DATASET CONTENT:
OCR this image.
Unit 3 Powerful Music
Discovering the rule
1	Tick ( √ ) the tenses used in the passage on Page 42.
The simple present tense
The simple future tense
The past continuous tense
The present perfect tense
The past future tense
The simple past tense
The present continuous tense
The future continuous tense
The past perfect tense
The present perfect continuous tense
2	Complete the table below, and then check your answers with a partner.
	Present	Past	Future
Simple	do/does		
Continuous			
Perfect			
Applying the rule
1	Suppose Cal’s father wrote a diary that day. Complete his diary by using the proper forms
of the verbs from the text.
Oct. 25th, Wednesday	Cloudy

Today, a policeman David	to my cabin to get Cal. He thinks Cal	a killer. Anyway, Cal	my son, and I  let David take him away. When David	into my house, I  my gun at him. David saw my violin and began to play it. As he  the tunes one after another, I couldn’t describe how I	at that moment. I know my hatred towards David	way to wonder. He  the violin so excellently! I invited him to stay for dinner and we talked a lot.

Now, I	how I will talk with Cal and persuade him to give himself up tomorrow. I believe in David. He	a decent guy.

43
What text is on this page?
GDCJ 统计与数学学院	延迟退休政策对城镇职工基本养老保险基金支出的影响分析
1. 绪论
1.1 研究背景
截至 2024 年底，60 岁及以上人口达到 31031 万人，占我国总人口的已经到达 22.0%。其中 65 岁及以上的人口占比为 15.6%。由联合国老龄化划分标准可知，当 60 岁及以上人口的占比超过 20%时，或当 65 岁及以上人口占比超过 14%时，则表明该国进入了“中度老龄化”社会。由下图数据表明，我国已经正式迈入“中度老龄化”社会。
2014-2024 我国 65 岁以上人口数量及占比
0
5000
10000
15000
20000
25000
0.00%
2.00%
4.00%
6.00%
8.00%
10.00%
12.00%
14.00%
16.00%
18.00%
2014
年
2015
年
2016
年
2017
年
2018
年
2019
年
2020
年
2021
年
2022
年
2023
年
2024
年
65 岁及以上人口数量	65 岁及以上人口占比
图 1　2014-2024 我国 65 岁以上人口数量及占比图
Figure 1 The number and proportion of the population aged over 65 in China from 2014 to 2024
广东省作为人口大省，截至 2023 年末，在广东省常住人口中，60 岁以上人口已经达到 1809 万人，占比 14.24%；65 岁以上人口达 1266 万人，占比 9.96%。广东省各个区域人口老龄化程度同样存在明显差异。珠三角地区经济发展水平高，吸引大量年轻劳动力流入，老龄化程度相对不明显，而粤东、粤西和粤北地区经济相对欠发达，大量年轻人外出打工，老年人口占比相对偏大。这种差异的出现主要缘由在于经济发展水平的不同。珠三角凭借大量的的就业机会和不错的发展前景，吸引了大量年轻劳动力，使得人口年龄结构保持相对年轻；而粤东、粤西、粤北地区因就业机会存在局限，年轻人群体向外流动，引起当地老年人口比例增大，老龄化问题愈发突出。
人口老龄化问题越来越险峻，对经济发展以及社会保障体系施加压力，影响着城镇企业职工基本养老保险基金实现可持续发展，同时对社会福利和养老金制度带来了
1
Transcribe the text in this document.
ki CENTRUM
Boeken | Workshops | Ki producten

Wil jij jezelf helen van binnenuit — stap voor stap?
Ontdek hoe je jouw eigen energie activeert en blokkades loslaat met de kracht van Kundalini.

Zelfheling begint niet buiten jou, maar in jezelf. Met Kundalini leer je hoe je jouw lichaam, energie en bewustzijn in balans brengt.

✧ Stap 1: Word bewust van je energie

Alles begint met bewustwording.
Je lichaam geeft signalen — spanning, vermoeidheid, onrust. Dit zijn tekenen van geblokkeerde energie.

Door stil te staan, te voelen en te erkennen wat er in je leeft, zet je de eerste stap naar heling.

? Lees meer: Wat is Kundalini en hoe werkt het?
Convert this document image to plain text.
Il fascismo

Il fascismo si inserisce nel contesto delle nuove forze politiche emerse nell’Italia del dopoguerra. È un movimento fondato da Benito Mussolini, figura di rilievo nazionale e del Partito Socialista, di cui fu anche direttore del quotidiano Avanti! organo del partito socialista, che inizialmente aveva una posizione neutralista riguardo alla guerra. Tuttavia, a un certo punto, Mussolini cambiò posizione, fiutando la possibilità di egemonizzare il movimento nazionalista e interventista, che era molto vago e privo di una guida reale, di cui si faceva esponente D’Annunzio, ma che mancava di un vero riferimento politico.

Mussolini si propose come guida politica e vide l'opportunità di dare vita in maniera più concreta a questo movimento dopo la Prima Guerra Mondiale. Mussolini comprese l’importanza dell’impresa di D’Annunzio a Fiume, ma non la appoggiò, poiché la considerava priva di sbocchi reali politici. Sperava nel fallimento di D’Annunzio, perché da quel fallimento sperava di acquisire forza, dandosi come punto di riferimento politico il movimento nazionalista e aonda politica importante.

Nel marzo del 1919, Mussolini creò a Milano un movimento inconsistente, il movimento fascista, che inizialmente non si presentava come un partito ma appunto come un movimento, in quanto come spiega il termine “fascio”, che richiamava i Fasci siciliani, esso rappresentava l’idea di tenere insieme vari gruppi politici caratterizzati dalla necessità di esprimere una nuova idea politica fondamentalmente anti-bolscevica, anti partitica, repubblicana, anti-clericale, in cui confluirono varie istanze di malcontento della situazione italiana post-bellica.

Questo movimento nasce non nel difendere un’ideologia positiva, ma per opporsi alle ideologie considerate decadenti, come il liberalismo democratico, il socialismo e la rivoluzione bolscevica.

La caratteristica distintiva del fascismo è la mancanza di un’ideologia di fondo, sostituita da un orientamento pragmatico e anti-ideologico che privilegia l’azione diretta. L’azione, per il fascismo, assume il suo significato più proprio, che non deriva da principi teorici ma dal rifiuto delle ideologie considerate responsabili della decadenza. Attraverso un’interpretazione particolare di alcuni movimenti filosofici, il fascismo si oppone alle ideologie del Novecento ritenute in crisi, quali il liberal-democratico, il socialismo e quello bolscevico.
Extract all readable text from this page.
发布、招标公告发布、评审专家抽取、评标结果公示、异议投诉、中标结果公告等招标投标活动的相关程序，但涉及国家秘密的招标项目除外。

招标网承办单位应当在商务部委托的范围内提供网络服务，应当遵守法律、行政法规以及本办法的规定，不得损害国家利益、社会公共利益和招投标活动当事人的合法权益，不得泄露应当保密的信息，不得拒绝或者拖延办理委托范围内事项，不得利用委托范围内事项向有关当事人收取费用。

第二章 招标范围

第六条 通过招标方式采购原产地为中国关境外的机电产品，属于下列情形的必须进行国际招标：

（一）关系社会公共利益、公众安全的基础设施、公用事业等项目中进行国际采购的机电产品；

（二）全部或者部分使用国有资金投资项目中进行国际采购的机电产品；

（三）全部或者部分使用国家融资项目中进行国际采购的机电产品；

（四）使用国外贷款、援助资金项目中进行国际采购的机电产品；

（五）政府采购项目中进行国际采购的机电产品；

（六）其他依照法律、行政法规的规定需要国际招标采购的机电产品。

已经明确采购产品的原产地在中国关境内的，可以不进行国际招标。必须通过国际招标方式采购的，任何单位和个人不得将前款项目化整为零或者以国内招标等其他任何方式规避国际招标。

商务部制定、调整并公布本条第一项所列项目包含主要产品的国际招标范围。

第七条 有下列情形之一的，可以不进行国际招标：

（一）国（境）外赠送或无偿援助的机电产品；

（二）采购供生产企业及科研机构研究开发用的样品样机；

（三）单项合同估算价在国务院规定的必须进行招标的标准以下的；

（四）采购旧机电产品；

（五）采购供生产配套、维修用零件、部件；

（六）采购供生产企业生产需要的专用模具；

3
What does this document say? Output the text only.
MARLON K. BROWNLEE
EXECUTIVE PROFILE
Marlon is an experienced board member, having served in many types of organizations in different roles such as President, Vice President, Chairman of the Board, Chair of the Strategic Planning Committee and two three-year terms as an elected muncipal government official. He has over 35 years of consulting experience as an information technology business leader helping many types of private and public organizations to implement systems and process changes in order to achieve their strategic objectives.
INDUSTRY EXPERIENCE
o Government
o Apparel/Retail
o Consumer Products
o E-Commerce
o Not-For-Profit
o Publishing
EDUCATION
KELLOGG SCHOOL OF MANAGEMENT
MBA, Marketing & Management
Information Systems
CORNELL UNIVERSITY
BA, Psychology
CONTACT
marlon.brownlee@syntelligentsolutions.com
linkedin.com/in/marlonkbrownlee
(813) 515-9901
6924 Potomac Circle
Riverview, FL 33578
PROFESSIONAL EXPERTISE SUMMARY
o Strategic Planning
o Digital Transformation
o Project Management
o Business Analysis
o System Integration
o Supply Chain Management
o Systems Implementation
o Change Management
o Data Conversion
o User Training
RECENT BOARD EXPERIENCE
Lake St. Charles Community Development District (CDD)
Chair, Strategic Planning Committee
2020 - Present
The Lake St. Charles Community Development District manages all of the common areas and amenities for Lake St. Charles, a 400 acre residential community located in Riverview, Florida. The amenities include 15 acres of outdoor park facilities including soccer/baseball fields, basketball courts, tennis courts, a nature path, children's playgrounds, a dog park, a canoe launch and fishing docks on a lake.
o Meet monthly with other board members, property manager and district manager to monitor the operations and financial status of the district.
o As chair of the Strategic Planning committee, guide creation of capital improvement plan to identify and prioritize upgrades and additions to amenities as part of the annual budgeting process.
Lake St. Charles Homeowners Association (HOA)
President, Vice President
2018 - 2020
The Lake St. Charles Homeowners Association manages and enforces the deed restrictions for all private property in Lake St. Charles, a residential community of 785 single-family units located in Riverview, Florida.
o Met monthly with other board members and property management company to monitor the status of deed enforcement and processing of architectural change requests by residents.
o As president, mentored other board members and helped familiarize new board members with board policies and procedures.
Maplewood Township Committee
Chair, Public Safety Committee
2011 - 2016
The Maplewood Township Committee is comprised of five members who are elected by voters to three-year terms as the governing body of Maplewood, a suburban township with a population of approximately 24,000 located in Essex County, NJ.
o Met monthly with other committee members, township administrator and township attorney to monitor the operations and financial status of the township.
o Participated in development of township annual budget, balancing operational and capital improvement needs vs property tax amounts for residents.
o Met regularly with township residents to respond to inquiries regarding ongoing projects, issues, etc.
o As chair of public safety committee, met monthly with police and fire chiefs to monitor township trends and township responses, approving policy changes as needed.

WHAT IS EXPECTED:
Copy every line that contains the string "democratico".

CORRECT OUTPUT:
Questo movimento nasce non nel difendere un’ideologia positiva, ma per opporsi alle ideologie considerate decadenti, come il liberalismo democratico, il socialismo e la rivoluzione bolscevica.
La caratteristica distintiva del fascismo è la mancanza di un’ideologia di fondo, sostituita da un orientamento pragmatico e anti-ideologico che privilegia l’azione diretta. L’azione, per il fascismo, assume il suo significato più proprio, che non deriva da principi teorici ma dal rifiuto delle ideologie considerate responsabili della decadenza. Attraverso un’interpretazione particolare di alcuni movimenti filosofici, il fascismo si oppone alle ideologie del Novecento ritenute in crisi, quali il liberal-democratico, il socialismo e quello bolscevico.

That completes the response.